WHAT THE TASK ASKS:
Repeat every line of the material, character for character.

SUPPLIED RECORDS:

|---|

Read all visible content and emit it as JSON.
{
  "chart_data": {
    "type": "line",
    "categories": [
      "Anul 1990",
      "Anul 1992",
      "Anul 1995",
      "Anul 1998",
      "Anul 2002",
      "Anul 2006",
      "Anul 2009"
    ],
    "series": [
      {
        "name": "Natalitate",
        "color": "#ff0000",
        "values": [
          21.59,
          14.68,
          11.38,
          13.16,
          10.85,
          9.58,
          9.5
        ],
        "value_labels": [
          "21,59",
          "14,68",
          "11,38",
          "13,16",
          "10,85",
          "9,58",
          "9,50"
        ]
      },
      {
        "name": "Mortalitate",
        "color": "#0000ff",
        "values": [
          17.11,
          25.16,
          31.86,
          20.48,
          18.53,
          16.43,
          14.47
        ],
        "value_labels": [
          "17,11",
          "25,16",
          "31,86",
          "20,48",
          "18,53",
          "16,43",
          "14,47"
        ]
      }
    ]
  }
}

|---|

CORRECT ANSWER:
Read all visible content and emit it as JSON.
{
  "chart_data": {
    "type": "line",
    "categories": [
      "Anul 1990",
      "Anul 1992",
      "Anul 1995",
      "Anul 1998",
      "Anul 2002",
      "Anul 2006",
      "Anul 2009"
    ],
    "series": [
      {
        "name": "Natalitate",
        "color": "#ff0000",
        "values": [
          21.59,
          14.68,
          11.38,
          13.16,
          10.85,
          9.58,
          9.5
        ],
        "value_labels": [
          "21,59",
          "14,68",
          "11,38",
          "13,16",
          "10,85",
          "9,58",
          "9,50"
        ]
      },
      {
        "name": "Mortalitate",
        "color": "#0000ff",
        "values": [
          17.11,
          25.16,
          31.86,
          20.48,
          18.53,
          16.43,
          14.47
        ],
        "value_labels": [
          "17,11",
          "25,16",
          "31,86",
          "20,48",
          "18,53",
          "16,43",
          "14,47"
        ]
      }
    ]
  }
}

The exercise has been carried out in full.